Objective: Copy out the part of the records that opens with the first line and closes with the line containing "day-body: Sunrise: 5:39 AMSunset: 8:42", reproducing each line verbatim.

# # # #

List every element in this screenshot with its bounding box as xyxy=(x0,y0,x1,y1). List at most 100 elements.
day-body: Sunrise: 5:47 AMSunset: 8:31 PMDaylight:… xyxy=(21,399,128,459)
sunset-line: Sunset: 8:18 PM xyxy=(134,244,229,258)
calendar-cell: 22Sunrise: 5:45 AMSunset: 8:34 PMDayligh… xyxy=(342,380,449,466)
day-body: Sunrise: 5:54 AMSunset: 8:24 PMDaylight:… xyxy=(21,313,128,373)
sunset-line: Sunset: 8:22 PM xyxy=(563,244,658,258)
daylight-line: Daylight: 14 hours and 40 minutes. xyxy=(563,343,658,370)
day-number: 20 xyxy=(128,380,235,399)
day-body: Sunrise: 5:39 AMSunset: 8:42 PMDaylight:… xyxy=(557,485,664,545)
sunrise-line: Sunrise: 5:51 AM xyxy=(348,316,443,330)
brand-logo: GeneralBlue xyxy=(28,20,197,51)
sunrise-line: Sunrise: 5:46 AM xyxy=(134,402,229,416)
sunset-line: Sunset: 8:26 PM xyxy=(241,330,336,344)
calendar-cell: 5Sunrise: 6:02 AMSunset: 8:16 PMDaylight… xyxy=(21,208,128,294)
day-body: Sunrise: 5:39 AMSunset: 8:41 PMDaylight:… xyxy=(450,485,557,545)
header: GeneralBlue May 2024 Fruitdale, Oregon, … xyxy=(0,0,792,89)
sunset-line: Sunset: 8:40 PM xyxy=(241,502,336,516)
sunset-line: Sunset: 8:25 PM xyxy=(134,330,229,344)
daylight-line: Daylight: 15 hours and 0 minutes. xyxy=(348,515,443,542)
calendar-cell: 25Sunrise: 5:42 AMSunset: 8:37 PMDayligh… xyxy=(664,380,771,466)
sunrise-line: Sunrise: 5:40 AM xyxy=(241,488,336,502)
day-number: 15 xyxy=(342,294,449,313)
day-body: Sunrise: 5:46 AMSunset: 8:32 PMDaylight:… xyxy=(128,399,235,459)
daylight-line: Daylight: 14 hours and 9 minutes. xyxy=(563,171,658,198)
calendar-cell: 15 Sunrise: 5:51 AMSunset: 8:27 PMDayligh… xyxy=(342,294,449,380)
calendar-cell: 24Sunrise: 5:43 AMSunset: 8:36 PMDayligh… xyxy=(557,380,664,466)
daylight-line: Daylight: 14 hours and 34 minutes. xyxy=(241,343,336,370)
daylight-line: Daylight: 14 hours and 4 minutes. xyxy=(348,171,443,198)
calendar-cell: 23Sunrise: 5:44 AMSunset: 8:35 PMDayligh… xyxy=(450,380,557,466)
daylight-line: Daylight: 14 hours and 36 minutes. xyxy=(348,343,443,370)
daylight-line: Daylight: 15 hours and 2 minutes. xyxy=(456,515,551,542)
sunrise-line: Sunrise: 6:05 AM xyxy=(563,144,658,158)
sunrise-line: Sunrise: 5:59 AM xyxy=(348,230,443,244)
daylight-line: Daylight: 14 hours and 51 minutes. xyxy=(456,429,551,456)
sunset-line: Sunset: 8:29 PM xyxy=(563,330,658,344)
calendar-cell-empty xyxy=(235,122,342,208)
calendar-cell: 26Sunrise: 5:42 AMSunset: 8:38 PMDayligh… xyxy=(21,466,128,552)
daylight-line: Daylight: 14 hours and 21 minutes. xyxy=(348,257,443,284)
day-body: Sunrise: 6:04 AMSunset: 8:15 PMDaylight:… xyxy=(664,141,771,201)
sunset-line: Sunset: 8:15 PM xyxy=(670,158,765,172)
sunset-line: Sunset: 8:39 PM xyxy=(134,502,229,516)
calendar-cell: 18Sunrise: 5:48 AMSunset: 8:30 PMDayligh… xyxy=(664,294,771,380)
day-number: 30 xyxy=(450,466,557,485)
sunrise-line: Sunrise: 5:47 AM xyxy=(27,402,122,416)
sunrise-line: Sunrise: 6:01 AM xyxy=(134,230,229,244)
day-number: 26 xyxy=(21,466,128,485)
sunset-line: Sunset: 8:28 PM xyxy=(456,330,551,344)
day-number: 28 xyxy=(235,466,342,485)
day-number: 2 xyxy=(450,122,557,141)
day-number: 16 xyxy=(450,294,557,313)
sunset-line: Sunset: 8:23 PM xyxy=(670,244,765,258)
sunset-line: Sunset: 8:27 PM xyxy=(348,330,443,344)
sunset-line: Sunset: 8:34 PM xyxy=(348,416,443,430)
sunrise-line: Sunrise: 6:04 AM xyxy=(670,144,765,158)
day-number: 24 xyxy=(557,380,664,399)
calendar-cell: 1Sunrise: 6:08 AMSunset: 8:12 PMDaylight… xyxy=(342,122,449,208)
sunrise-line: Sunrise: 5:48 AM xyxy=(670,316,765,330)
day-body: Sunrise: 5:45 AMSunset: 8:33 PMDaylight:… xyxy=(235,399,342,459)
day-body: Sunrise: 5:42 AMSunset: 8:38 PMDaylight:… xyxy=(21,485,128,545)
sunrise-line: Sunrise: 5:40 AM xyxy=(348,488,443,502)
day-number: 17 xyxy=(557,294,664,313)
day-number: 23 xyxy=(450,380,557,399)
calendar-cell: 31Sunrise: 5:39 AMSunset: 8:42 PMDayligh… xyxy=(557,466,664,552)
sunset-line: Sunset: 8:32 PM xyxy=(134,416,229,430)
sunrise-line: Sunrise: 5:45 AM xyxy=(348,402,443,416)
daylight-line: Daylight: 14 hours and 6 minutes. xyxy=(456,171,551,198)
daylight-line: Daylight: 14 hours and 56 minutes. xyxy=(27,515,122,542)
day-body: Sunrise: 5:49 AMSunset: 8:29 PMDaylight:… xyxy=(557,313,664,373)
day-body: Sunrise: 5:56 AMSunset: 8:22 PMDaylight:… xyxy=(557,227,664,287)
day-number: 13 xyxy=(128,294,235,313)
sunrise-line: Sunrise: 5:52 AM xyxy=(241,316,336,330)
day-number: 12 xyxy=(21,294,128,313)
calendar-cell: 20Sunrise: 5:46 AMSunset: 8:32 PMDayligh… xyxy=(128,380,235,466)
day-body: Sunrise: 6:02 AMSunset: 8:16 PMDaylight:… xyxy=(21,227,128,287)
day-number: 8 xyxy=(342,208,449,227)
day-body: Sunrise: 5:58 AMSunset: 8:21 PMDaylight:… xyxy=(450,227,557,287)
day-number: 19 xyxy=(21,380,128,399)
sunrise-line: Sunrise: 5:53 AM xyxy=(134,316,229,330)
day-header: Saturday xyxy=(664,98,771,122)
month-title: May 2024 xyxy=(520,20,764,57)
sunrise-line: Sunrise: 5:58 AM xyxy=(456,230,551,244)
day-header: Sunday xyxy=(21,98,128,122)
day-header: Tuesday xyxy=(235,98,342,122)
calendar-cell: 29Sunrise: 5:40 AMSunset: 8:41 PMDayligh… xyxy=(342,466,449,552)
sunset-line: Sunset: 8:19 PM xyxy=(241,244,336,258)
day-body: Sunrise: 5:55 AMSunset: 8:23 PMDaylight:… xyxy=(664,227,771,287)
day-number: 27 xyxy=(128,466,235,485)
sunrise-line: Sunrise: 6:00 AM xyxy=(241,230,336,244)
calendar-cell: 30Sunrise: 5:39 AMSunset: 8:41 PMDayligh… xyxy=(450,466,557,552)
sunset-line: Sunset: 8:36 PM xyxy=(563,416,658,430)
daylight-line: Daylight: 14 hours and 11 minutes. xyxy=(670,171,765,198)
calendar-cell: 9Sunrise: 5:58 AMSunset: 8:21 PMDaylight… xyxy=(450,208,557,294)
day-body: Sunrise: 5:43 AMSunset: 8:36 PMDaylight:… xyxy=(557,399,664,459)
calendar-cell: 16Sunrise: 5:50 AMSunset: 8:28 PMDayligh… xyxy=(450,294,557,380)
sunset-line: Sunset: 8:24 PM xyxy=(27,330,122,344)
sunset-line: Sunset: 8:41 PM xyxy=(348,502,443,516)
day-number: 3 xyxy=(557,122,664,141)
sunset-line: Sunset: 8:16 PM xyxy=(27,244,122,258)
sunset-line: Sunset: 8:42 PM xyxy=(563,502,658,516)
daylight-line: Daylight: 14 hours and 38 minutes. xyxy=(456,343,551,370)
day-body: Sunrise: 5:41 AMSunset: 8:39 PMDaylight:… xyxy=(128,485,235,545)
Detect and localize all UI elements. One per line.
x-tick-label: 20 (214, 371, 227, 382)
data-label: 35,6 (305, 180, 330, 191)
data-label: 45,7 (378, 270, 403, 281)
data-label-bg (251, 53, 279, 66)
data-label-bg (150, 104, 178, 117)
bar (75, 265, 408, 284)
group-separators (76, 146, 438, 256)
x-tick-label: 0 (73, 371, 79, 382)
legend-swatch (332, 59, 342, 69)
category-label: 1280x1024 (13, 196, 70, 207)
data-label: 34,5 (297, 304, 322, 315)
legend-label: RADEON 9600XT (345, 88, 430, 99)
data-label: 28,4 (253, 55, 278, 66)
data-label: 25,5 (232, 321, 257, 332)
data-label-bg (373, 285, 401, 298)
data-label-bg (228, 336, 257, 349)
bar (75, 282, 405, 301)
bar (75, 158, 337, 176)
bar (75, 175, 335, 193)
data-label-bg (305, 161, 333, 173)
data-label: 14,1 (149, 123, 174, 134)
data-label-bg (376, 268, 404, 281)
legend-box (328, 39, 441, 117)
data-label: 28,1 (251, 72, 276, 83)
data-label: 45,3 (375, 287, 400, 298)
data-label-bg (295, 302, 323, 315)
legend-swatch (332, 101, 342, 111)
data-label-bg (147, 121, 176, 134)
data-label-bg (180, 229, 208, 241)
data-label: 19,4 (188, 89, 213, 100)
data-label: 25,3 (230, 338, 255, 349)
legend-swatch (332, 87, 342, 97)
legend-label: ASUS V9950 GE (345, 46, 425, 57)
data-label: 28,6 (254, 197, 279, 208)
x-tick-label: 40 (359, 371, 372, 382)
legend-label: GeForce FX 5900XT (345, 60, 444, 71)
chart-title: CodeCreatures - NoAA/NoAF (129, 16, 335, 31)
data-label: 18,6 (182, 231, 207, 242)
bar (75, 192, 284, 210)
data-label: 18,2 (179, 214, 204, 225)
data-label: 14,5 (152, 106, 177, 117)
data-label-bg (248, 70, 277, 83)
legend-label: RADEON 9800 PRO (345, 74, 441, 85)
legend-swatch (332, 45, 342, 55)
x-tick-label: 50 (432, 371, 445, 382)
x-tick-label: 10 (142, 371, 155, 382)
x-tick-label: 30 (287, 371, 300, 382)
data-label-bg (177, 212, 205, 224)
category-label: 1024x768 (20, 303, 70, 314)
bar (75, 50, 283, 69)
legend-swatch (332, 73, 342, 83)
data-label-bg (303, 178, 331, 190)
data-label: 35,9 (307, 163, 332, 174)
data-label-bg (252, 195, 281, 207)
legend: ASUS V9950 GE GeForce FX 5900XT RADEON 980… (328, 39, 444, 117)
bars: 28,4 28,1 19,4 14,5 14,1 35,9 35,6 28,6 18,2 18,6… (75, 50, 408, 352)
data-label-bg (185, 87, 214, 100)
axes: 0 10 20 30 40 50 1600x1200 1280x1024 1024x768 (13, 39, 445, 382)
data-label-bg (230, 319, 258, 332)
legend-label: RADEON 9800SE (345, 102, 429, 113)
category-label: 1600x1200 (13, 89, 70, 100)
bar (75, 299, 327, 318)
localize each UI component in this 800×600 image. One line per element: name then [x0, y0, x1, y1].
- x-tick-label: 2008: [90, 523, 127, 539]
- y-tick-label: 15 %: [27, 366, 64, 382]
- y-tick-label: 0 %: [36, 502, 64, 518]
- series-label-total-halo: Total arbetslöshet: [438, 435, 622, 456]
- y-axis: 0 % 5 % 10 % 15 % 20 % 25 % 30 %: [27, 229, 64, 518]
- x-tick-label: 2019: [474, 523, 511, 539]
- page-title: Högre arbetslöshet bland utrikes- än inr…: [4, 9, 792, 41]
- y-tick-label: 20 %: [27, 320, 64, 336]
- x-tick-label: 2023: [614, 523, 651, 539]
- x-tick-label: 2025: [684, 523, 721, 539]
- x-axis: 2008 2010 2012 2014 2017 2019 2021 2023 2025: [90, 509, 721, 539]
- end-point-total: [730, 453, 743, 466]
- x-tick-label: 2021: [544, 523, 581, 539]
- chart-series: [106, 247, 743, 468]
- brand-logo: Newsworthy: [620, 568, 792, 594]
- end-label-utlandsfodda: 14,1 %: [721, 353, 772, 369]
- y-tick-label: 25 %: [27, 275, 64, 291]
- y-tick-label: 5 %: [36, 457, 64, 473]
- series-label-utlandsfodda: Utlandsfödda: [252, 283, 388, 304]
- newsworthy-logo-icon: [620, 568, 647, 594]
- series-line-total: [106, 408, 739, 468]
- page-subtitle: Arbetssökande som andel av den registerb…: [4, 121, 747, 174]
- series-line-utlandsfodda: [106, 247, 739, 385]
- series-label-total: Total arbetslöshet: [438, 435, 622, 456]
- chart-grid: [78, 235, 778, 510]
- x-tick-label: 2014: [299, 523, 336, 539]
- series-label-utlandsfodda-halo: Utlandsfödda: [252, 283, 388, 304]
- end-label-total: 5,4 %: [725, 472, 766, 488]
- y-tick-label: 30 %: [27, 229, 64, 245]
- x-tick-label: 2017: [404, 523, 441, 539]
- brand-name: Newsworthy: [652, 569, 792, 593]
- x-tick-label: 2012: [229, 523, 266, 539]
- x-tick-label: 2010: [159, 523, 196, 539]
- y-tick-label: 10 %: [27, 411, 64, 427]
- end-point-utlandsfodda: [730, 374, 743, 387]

# # # #

Task response:
List every element in this screenshot with its bounding box as xyxy=(x0,y0,x1,y1). List at most 100 elements.
day-body: Sunrise: 5:47 AMSunset: 8:31 PMDaylight:… xyxy=(21,399,128,459)
sunset-line: Sunset: 8:18 PM xyxy=(134,244,229,258)
calendar-cell: 22Sunrise: 5:45 AMSunset: 8:34 PMDayligh… xyxy=(342,380,449,466)
day-body: Sunrise: 5:54 AMSunset: 8:24 PMDaylight:… xyxy=(21,313,128,373)
sunset-line: Sunset: 8:22 PM xyxy=(563,244,658,258)
daylight-line: Daylight: 14 hours and 40 minutes. xyxy=(563,343,658,370)
day-number: 20 xyxy=(128,380,235,399)
day-body: Sunrise: 5:39 AMSunset: 8:42 PMDaylight:… xyxy=(557,485,664,545)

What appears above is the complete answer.